Region annotation records:
# # # # #

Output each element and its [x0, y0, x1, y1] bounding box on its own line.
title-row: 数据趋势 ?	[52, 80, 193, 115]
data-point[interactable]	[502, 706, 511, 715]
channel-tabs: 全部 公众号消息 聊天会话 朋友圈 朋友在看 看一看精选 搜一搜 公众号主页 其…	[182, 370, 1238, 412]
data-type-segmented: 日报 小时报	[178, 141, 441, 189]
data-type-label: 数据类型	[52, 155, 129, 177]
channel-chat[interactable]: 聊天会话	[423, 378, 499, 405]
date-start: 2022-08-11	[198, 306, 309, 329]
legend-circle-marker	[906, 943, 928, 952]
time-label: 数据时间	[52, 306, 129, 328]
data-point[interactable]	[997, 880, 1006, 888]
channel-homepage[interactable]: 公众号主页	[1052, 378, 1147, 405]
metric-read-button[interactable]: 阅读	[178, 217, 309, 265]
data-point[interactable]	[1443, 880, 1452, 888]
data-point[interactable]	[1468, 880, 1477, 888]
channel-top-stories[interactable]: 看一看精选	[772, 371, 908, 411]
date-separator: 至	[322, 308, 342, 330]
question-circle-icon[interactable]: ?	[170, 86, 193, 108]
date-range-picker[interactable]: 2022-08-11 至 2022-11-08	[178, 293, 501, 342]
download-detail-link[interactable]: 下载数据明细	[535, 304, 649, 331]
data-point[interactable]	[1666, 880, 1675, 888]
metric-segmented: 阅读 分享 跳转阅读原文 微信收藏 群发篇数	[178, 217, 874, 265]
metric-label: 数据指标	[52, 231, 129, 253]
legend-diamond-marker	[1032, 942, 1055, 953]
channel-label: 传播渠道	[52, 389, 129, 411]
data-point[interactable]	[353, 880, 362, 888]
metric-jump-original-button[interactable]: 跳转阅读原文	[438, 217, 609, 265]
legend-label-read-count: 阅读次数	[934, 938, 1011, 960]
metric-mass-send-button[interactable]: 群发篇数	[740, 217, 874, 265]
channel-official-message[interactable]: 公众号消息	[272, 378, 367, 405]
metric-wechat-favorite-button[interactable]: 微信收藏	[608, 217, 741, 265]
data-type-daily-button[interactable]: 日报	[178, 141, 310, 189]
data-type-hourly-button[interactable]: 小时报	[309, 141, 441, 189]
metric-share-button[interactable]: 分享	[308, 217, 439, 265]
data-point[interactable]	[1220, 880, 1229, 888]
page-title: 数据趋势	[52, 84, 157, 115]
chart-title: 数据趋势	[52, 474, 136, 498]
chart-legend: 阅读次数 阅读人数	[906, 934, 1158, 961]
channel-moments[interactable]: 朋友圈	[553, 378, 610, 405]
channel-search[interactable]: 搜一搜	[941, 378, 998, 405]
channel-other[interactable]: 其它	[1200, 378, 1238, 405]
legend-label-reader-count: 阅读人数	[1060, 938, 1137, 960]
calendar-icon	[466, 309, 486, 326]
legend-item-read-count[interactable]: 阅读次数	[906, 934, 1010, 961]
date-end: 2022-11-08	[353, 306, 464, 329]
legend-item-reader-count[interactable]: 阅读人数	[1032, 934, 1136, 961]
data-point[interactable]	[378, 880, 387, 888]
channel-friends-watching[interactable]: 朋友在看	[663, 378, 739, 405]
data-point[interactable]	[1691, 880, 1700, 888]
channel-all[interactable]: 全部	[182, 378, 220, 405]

# # # # #

Task details: Format the rows as a Markdown table with the columns "No." and "Line", starting at the first row and going on through the row containing "880, 1006, 888]". Number each row and leave out any blank lines.

Solution for this exercise:
| No. | Line |
|---|---|
| 1 | Output each element and its [x0, y0, x1, y1] bounding box on its own line. |
| 2 | title-row: 数据趋势 ?	[52, 80, 193, 115] |
| 3 | data-point[interactable]	[502, 706, 511, 715] |
| 4 | channel-tabs: 全部 公众号消息 聊天会话 朋友圈 朋友在看 看一看精选 搜一搜 公众号主页 其…	[182, 370, 1238, 412] |
| 5 | data-type-segmented: 日报 小时报	[178, 141, 441, 189] |
| 6 | data-type-label: 数据类型	[52, 155, 129, 177] |
| 7 | channel-chat[interactable]: 聊天会话	[423, 378, 499, 405] |
| 8 | date-start: 2022-08-11	[198, 306, 309, 329] |
| 9 | legend-circle-marker	[906, 943, 928, 952] |
| 10 | time-label: 数据时间	[52, 306, 129, 328] |
| 11 | data-point[interactable]	[997, 880, 1006, 888] |